▶ **To be done**
Repeat the whole listing exactly.

(begin)

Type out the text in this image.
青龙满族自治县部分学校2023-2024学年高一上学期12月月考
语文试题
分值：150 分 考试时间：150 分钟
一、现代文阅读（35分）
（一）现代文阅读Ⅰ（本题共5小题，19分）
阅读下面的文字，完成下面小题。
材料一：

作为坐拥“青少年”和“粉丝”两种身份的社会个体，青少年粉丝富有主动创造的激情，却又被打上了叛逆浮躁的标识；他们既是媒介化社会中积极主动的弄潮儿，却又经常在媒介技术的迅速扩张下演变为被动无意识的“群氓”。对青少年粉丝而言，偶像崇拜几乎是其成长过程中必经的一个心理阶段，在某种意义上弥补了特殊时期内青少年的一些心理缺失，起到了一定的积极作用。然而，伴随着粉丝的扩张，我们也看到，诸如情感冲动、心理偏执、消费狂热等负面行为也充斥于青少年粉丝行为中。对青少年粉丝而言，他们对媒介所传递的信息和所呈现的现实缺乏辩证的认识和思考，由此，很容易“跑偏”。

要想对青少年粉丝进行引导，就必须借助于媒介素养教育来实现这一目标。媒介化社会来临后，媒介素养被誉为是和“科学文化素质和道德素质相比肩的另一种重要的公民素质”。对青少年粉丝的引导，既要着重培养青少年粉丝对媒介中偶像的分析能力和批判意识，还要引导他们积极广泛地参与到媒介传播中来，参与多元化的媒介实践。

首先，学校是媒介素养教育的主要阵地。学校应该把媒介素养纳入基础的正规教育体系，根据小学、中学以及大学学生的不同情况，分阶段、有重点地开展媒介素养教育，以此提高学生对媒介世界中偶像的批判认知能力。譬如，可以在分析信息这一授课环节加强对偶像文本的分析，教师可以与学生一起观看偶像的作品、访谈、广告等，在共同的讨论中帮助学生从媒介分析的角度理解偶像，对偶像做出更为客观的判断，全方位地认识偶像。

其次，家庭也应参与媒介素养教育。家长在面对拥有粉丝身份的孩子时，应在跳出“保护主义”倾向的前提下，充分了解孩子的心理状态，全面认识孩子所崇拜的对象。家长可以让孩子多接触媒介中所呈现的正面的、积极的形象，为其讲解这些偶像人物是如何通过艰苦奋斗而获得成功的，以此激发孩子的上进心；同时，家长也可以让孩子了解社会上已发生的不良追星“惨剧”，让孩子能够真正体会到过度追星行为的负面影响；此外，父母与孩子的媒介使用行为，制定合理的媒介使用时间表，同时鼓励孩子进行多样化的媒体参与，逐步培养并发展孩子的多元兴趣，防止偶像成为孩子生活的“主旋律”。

(end)

▶ **Worked answer**
Type out the text in this image.
青龙满族自治县部分学校2023-2024学年高一上学期12月月考
语文试题
分值：150 分 考试时间：150 分钟
一、现代文阅读（35分）
（一）现代文阅读Ⅰ（本题共5小题，19分）
阅读下面的文字，完成下面小题。
材料一：

作为坐拥“青少年”和“粉丝”两种身份的社会个体，青少年粉丝富有主动创造的激情，却又被打上了叛逆浮躁的标识；他们既是媒介化社会中积极主动的弄潮儿，却又经常在媒介技术的迅速扩张下演变为被动无意识的“群氓”。对青少年粉丝而言，偶像崇拜几乎是其成长过程中必经的一个心理阶段，在某种意义上弥补了特殊时期内青少年的一些心理缺失，起到了一定的积极作用。然而，伴随着粉丝的扩张，我们也看到，诸如情感冲动、心理偏执、消费狂热等负面行为也充斥于青少年粉丝行为中。对青少年粉丝而言，他们对媒介所传递的信息和所呈现的现实缺乏辩证的认识和思考，由此，很容易“跑偏”。

要想对青少年粉丝进行引导，就必须借助于媒介素养教育来实现这一目标。媒介化社会来临后，媒介素养被誉为是和“科学文化素质和道德素质相比肩的另一种重要的公民素质”。对青少年粉丝的引导，既要着重培养青少年粉丝对媒介中偶像的分析能力和批判意识，还要引导他们积极广泛地参与到媒介传播中来，参与多元化的媒介实践。

首先，学校是媒介素养教育的主要阵地。学校应该把媒介素养纳入基础的正规教育体系，根据小学、中学以及大学学生的不同情况，分阶段、有重点地开展媒介素养教育，以此提高学生对媒介世界中偶像的批判认知能力。譬如，可以在分析信息这一授课环节加强对偶像文本的分析，教师可以与学生一起观看偶像的作品、访谈、广告等，在共同的讨论中帮助学生从媒介分析的角度理解偶像，对偶像做出更为客观的判断，全方位地认识偶像。

其次，家庭也应参与媒介素养教育。家长在面对拥有粉丝身份的孩子时，应在跳出“保护主义”倾向的前提下，充分了解孩子的心理状态，全面认识孩子所崇拜的对象。家长可以让孩子多接触媒介中所呈现的正面的、积极的形象，为其讲解这些偶像人物是如何通过艰苦奋斗而获得成功的，以此激发孩子的上进心；同时，家长也可以让孩子了解社会上已发生的不良追星“惨剧”，让孩子能够真正体会到过度追星行为的负面影响；此外，父母与孩子的媒介使用行为，制定合理的媒介使用时间表，同时鼓励孩子进行多样化的媒体参与，逐步培养并发展孩子的多元兴趣，防止偶像成为孩子生活的“主旋律”。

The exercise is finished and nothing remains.